### Raw records:
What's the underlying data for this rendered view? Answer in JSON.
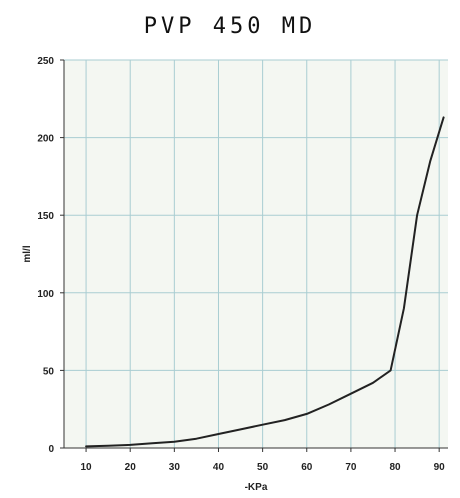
{
  "chart_data": {
    "type": "line",
    "title": "PVP 450 MD",
    "xlabel": "-KPa",
    "ylabel": "ml/l",
    "x_ticks": [
      "10",
      "20",
      "30",
      "40",
      "50",
      "60",
      "70",
      "80",
      "90"
    ],
    "y_ticks": [
      "0",
      "50",
      "100",
      "150",
      "200",
      "250"
    ],
    "xlim": [
      5,
      92
    ],
    "ylim": [
      0,
      250
    ],
    "grid": true,
    "colors": {
      "line": "#222222",
      "grid": "#a9cdd2",
      "background": "#f4f7f2"
    },
    "series": [
      {
        "x": [
          10,
          15,
          20,
          25,
          30,
          35,
          40,
          45,
          50,
          55,
          60,
          65,
          70,
          75,
          79,
          82,
          85,
          88,
          91
        ],
        "y": [
          1,
          1.5,
          2,
          3,
          4,
          6,
          9,
          12,
          15,
          18,
          22,
          28,
          35,
          42,
          50,
          90,
          150,
          185,
          213
        ]
      }
    ]
  }
}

### What is required:
Copy out all the entries exactly. Images stay out of the copy.

### Exercise result:
What's the underlying data for this rendered view? Answer in JSON.
{
  "chart_data": {
    "type": "line",
    "title": "PVP 450 MD",
    "xlabel": "-KPa",
    "ylabel": "ml/l",
    "x_ticks": [
      "10",
      "20",
      "30",
      "40",
      "50",
      "60",
      "70",
      "80",
      "90"
    ],
    "y_ticks": [
      "0",
      "50",
      "100",
      "150",
      "200",
      "250"
    ],
    "xlim": [
      5,
      92
    ],
    "ylim": [
      0,
      250
    ],
    "grid": true,
    "colors": {
      "line": "#222222",
      "grid": "#a9cdd2",
      "background": "#f4f7f2"
    },
    "series": [
      {
        "x": [
          10,
          15,
          20,
          25,
          30,
          35,
          40,
          45,
          50,
          55,
          60,
          65,
          70,
          75,
          79,
          82,
          85,
          88,
          91
        ],
        "y": [
          1,
          1.5,
          2,
          3,
          4,
          6,
          9,
          12,
          15,
          18,
          22,
          28,
          35,
          42,
          50,
          90,
          150,
          185,
          213
        ]
      }
    ]
  }
}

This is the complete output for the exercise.